→ **Exercise instructions**: Go through the data below and gather each line containing "IndexAdminFrame".

→ **Collected data**:
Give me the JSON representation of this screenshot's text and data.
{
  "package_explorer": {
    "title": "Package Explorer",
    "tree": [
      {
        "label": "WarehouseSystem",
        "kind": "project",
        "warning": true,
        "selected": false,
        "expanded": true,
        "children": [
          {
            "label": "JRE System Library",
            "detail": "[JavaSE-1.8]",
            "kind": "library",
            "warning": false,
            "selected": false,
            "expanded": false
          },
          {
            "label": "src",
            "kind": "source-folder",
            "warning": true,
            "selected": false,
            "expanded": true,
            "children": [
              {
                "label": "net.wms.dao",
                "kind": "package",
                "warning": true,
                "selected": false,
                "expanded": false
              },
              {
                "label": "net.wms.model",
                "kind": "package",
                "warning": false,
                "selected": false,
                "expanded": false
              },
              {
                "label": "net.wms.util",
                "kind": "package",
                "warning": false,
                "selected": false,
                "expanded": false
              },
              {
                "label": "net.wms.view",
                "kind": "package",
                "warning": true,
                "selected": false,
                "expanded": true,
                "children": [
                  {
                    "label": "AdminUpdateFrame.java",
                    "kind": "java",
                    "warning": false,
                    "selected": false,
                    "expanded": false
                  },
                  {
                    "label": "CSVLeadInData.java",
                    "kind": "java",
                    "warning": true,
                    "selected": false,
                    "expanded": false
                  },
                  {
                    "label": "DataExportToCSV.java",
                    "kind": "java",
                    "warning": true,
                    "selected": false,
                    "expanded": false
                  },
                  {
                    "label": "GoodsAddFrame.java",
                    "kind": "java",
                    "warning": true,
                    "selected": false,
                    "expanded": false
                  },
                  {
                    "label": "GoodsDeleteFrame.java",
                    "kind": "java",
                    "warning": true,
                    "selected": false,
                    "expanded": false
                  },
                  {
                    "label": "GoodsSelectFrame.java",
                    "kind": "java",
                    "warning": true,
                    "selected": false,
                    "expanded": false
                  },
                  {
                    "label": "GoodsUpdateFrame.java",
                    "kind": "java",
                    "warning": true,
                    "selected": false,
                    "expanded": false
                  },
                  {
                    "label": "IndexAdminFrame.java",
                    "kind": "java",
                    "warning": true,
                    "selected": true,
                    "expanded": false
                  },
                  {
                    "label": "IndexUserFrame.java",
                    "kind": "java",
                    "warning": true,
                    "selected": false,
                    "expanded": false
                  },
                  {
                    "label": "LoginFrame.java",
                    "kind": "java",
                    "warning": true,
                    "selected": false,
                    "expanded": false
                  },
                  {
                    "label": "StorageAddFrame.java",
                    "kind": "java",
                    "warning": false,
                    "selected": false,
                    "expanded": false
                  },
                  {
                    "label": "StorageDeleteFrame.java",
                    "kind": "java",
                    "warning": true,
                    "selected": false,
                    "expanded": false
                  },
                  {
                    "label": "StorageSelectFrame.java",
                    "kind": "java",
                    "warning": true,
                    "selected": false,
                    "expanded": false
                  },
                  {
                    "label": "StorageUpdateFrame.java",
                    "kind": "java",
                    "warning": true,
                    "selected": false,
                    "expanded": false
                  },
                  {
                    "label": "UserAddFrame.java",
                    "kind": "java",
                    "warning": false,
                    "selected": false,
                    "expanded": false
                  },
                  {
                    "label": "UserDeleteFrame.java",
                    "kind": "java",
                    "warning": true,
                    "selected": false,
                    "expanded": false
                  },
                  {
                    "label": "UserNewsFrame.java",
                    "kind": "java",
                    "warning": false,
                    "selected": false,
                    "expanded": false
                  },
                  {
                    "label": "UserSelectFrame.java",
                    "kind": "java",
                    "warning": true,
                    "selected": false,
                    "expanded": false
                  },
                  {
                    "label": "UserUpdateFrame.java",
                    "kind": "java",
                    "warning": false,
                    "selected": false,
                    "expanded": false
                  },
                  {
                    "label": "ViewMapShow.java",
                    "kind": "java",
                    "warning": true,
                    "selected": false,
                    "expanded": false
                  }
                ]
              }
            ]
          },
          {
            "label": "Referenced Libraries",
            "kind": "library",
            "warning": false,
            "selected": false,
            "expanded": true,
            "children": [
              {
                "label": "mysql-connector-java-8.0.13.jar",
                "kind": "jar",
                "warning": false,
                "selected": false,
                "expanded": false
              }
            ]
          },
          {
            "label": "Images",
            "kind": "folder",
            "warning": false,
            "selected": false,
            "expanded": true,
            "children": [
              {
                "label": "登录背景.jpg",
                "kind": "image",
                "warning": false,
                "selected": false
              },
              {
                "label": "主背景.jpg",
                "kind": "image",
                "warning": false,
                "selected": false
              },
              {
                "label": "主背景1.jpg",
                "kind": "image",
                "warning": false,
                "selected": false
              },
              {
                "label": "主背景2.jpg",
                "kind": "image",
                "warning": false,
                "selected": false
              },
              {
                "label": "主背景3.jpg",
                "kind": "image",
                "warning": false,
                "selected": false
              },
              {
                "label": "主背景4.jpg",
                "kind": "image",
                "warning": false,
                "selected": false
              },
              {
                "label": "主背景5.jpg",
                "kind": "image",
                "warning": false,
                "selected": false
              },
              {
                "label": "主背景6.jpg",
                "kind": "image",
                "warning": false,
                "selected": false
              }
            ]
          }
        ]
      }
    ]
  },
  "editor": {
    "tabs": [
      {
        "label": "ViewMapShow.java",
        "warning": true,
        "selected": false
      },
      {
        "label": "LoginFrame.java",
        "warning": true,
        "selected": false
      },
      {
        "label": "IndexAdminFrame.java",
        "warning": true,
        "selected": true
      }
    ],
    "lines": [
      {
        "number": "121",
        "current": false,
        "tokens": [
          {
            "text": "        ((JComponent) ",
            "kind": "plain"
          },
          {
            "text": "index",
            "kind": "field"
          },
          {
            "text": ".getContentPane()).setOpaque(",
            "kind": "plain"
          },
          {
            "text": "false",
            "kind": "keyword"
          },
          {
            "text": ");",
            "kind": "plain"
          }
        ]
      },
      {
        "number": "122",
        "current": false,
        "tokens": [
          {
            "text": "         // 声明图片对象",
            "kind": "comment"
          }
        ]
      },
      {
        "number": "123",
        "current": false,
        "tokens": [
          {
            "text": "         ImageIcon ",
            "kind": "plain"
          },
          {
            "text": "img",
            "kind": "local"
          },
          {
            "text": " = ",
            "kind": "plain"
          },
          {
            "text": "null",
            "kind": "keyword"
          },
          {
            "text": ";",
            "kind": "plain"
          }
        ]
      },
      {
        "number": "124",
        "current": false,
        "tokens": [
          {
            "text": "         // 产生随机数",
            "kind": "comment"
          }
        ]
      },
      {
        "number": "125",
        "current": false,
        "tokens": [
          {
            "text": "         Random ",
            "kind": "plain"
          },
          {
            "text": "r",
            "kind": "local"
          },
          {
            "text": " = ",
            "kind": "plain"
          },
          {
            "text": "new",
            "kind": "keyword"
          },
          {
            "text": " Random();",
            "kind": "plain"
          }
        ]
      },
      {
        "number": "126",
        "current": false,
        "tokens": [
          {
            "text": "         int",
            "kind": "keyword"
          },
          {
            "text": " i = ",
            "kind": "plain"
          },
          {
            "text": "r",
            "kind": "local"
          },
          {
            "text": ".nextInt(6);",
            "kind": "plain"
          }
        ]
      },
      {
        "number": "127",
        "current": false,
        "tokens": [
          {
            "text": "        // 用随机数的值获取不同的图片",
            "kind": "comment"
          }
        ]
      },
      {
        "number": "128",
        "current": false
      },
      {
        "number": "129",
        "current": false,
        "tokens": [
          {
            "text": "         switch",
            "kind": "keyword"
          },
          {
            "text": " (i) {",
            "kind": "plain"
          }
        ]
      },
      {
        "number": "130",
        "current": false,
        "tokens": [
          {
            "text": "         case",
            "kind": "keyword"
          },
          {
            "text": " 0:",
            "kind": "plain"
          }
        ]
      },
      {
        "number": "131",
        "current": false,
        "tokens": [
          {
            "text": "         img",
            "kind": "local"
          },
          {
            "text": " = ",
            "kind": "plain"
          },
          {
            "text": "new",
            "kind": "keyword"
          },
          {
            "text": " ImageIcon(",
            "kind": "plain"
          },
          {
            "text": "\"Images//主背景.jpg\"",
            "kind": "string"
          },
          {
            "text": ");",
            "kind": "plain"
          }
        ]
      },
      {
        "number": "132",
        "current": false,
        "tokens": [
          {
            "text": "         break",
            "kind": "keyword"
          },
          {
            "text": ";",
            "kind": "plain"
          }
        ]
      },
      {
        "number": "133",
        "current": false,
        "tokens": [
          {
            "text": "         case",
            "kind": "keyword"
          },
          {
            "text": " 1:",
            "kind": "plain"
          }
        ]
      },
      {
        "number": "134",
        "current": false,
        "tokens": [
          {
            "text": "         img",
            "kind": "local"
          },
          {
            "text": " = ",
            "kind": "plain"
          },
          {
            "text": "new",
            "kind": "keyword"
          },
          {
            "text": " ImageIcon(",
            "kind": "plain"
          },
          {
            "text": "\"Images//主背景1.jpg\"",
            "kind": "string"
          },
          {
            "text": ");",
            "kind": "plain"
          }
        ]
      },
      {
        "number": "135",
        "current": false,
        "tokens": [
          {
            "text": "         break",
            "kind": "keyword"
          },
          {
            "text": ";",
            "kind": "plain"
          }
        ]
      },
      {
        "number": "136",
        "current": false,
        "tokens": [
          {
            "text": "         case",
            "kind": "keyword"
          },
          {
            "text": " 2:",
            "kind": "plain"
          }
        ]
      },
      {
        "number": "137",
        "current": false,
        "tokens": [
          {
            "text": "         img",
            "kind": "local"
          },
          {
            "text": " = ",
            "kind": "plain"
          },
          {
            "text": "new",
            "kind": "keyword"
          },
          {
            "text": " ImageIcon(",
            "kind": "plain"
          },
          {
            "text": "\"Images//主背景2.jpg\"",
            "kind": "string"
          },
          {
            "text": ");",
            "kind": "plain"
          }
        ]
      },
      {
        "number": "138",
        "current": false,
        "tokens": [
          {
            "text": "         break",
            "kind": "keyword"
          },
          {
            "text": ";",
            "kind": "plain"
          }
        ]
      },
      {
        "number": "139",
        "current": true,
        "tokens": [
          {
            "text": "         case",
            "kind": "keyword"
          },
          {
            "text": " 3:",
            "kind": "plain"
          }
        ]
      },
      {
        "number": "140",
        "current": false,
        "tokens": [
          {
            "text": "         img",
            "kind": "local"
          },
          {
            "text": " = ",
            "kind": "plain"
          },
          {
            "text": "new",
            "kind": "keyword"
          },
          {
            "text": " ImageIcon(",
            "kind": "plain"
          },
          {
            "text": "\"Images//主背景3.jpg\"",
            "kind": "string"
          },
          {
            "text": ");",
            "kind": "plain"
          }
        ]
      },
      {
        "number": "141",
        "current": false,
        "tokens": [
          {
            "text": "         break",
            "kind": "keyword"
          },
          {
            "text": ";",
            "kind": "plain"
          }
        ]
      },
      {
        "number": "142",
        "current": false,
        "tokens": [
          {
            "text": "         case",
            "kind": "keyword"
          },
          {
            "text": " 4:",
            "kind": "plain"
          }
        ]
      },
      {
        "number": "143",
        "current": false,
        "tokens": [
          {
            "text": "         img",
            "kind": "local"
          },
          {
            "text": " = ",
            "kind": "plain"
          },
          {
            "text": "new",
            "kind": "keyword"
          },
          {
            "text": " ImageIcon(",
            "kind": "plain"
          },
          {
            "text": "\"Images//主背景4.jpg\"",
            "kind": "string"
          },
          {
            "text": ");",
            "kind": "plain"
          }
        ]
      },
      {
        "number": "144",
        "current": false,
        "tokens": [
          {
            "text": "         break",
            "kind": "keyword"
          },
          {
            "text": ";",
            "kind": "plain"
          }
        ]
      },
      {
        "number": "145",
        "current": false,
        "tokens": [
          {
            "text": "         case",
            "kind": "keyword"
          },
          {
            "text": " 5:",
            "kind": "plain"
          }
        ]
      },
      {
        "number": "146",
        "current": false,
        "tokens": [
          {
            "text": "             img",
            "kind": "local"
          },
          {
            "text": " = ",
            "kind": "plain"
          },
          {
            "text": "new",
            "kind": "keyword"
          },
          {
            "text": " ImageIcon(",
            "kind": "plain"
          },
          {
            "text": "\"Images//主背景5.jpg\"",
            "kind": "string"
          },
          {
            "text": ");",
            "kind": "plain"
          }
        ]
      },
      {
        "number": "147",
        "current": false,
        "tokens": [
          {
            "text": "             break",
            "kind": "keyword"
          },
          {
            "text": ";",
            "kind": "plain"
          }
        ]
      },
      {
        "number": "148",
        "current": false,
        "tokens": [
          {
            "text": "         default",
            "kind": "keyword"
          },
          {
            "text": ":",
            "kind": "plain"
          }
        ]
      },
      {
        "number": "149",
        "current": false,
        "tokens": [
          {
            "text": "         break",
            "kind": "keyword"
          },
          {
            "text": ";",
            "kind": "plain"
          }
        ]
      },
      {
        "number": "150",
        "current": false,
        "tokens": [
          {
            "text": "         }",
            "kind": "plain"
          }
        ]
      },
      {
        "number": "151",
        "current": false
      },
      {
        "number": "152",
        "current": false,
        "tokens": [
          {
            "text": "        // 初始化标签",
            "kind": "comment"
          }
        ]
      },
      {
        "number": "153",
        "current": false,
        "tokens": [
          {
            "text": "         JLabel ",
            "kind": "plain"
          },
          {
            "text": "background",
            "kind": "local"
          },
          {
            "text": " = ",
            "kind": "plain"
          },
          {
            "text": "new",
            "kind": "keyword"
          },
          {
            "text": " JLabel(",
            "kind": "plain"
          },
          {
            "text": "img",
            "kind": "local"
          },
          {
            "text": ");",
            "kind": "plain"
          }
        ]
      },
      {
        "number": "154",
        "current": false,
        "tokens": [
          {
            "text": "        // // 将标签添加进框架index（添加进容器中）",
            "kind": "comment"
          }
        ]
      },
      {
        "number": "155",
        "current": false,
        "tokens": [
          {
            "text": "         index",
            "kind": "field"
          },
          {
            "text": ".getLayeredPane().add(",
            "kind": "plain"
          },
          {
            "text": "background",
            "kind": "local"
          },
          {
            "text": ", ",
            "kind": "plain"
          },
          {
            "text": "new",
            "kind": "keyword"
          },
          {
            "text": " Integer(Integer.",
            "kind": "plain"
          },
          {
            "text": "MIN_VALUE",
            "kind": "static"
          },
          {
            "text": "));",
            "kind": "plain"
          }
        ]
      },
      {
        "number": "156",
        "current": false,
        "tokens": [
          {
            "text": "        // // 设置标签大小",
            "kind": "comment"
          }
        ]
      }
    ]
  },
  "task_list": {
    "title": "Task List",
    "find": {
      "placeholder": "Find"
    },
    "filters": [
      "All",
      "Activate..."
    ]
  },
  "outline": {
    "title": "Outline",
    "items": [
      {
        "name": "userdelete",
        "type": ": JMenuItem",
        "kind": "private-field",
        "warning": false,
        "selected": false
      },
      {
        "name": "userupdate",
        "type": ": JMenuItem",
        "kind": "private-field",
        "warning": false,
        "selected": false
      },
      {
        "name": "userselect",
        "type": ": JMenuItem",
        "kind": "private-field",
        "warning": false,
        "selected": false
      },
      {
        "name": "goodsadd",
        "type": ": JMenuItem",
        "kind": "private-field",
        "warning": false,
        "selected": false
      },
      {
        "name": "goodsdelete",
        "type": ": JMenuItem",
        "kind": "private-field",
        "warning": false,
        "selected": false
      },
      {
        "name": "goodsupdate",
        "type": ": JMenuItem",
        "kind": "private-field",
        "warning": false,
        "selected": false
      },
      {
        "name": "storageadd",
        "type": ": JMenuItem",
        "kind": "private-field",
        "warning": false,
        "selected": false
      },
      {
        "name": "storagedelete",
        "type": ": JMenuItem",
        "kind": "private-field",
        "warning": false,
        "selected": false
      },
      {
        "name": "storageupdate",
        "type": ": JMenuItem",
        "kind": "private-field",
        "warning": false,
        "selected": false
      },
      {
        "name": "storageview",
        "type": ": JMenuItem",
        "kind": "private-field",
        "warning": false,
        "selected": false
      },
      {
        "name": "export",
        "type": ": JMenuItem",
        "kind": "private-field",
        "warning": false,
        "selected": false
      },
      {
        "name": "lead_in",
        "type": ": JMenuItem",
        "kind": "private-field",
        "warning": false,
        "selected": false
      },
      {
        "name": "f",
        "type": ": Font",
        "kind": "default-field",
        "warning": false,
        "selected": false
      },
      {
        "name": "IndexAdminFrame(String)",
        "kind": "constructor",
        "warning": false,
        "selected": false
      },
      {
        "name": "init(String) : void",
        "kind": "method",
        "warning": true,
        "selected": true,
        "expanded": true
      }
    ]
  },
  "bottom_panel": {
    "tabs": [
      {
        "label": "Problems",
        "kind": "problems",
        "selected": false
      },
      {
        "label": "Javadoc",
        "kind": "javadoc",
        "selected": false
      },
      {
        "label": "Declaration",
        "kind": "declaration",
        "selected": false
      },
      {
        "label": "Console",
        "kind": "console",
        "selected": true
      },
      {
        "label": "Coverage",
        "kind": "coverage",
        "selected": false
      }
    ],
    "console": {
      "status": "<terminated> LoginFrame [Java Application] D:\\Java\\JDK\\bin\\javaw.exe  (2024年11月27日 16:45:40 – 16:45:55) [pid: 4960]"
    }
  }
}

→ **Output of the exercise**:
                    "label": "IndexAdminFrame.java",
        "label": "IndexAdminFrame.java",
        "name": "IndexAdminFrame(String)",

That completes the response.